SHORT TASK
Gather every line of the entries that includes the word "text".

[Collected data entries]
--------------------------------------------------

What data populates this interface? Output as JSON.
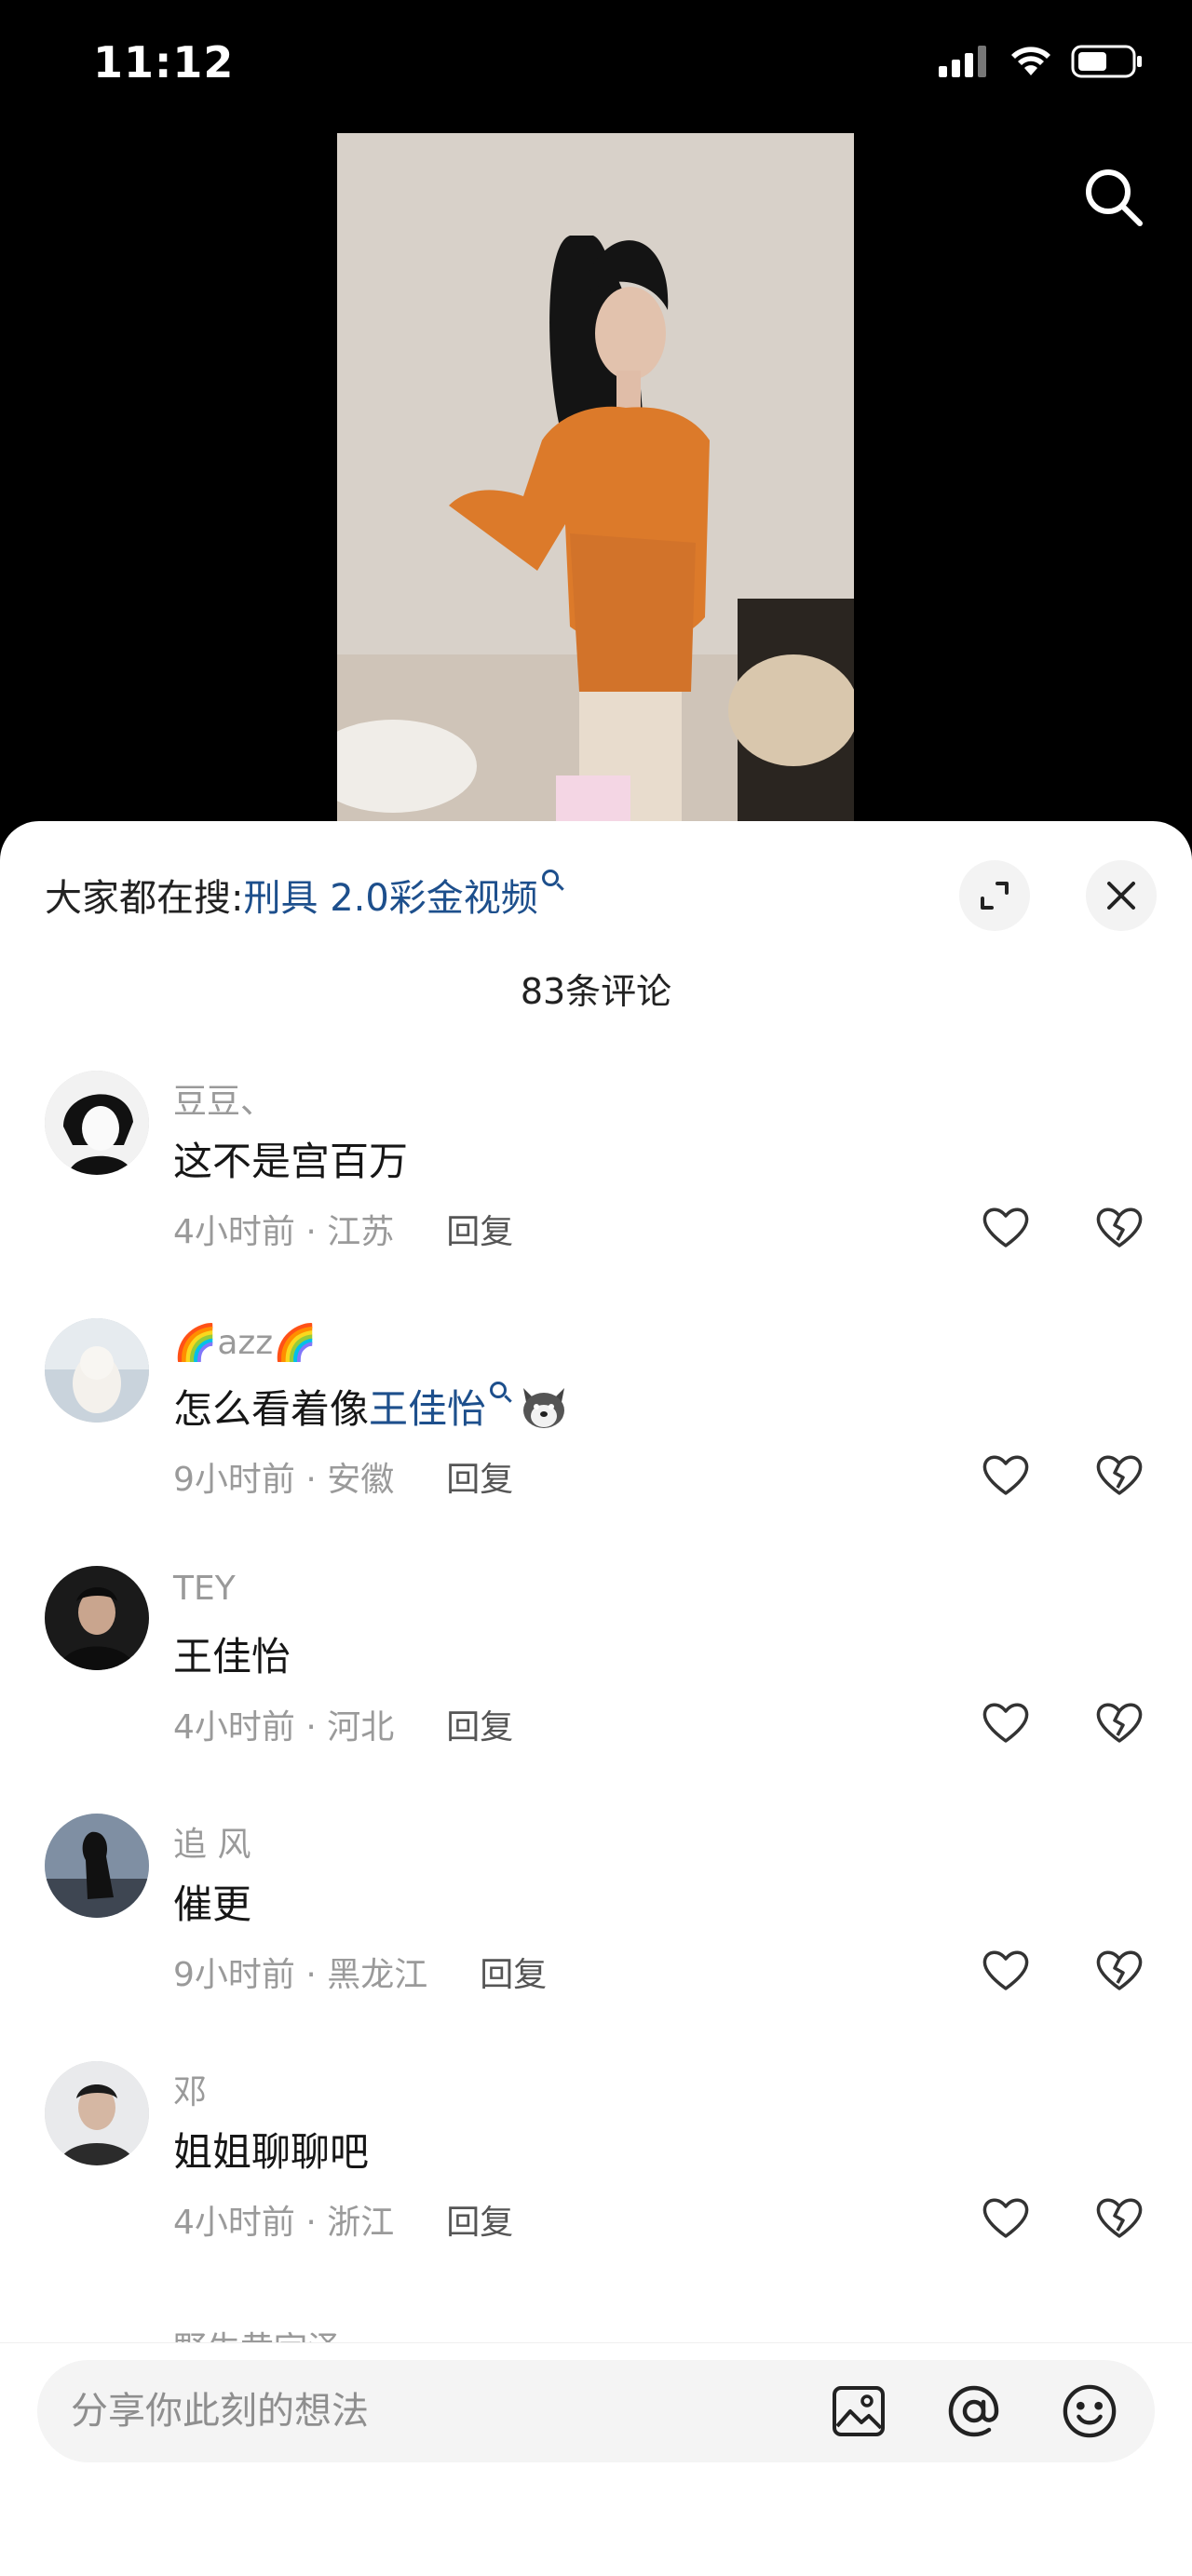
{
  "status": {
    "time": "11:12"
  },
  "sheet": {
    "hot_search_prefix": "大家都在搜:",
    "hot_search_term": "刑具 2.0彩金视频",
    "comment_count": "83条评论"
  },
  "comments": [
    {
      "user": "豆豆、",
      "text": "这不是宫百万",
      "highlight": "",
      "time_loc": "4小时前 · 江苏",
      "reply": "回复"
    },
    {
      "user": "azz",
      "text": "怎么看着像",
      "highlight": "王佳怡",
      "time_loc": "9小时前 · 安徽",
      "reply": "回复"
    },
    {
      "user": "TEY",
      "text": "王佳怡",
      "highlight": "",
      "time_loc": "4小时前 · 河北",
      "reply": "回复"
    },
    {
      "user": "追 风",
      "text": "催更",
      "highlight": "",
      "time_loc": "9小时前 · 黑龙江",
      "reply": "回复"
    },
    {
      "user": "邓",
      "text": "姐姐聊聊吧",
      "highlight": "",
      "time_loc": "4小时前 · 浙江",
      "reply": "回复"
    }
  ],
  "peek_user": "野生黄宇泽",
  "input": {
    "placeholder": "分享你此刻的想法"
  },
  "icons": {
    "search": "search-icon",
    "expand": "expand-icon",
    "close": "close-icon",
    "like": "heart-icon",
    "dislike": "broken-heart-icon",
    "image": "image-icon",
    "mention": "at-icon",
    "emoji": "emoji-icon"
  },
  "colors": {
    "link": "#1d4f8c",
    "meta": "#9a9a9a"
  }
}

--------------------------------------------------

RESULT
      "text": "这不是宫百万",
      "text": "怎么看着像",
      "text": "王佳怡",
      "text": "催更",
      "text": "姐姐聊聊吧",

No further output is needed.